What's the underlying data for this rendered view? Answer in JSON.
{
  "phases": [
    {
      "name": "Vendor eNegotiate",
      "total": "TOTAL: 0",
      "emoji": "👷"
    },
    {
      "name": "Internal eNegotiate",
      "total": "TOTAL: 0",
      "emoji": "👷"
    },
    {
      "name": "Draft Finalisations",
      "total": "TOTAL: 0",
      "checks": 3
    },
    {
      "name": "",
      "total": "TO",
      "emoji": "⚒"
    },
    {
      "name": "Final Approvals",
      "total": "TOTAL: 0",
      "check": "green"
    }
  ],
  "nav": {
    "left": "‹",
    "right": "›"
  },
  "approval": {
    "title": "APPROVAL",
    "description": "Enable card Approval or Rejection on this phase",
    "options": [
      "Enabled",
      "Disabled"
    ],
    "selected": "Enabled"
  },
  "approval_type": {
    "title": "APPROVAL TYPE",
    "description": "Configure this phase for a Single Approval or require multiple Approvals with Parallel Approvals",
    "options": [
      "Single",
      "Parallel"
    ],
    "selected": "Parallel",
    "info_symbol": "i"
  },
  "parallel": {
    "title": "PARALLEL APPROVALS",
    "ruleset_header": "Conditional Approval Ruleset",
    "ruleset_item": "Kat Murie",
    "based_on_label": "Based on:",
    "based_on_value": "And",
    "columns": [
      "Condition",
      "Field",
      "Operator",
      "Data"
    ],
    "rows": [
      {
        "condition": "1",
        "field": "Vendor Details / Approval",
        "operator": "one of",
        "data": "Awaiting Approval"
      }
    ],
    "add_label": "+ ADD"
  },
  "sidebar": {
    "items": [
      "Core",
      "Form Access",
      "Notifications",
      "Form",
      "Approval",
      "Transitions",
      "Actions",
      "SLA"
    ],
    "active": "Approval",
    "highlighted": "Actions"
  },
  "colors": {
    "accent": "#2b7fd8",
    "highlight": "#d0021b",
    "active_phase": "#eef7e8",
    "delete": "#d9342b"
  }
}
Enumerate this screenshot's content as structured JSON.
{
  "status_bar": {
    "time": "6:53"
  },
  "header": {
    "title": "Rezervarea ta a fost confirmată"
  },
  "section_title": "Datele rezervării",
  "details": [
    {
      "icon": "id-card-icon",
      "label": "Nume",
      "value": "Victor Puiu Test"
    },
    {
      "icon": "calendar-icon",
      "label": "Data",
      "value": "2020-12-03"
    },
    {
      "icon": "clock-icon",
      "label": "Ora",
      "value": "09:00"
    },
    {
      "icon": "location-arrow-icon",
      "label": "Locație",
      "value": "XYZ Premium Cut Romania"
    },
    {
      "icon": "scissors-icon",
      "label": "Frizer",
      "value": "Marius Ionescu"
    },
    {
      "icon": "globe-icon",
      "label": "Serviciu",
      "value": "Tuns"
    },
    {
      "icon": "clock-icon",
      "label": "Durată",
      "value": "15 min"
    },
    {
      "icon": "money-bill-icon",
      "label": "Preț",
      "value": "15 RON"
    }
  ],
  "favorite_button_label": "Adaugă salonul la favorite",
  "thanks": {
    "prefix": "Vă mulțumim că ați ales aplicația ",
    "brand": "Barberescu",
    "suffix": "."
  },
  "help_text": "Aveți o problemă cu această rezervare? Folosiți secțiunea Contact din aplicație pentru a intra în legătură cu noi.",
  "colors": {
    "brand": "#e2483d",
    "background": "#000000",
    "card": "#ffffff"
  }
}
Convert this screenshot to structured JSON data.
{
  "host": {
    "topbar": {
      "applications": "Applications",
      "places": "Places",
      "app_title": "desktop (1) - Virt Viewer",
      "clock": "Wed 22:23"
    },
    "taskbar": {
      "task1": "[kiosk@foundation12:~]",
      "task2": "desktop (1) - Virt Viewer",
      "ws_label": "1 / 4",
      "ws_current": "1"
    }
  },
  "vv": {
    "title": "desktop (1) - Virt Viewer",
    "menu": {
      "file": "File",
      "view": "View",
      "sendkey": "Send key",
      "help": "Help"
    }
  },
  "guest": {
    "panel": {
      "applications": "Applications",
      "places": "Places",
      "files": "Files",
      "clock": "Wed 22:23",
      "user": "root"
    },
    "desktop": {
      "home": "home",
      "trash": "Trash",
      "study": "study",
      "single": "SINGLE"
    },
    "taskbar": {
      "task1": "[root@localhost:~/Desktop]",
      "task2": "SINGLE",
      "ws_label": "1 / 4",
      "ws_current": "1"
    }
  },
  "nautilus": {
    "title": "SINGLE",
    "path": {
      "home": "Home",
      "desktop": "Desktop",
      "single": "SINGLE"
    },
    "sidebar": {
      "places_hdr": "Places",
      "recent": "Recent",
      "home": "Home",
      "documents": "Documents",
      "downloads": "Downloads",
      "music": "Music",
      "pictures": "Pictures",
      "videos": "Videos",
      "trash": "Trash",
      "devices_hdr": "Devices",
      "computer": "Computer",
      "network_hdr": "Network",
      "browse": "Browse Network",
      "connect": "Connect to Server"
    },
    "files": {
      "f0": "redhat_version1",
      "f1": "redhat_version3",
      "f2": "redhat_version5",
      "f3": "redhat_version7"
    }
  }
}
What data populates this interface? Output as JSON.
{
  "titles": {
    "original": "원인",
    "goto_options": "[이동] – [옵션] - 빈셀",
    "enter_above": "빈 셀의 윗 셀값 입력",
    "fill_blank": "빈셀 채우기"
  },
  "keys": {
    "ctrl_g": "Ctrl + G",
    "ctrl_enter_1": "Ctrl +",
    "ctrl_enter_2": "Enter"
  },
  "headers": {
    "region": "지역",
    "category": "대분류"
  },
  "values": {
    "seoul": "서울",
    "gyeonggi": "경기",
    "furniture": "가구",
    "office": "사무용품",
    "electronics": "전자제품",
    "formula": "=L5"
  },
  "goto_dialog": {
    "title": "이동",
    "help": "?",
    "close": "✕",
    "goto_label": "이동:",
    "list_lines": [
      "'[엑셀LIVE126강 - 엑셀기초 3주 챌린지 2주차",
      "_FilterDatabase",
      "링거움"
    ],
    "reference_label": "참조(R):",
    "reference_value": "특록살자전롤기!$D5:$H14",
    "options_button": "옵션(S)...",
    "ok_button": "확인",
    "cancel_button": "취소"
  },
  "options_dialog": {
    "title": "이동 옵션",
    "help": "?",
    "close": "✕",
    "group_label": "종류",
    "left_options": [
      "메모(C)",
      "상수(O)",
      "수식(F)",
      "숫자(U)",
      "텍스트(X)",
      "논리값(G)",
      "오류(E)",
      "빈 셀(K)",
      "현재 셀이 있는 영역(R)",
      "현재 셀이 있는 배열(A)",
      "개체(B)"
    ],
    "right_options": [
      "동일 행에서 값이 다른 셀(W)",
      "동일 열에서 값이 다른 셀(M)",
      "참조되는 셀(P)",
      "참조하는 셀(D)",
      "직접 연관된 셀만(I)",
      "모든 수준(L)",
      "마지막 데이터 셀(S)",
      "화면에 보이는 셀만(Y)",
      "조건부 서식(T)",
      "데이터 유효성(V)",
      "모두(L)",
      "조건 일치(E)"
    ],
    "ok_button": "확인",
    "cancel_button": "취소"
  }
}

# # # #

## What you should do
Copy every line that contains the string "Viewer".

## Result for this exercise
      "app_title": "desktop (1) - Virt Viewer",
      "task2": "desktop (1) - Virt Viewer",
    "title": "desktop (1) - Virt Viewer",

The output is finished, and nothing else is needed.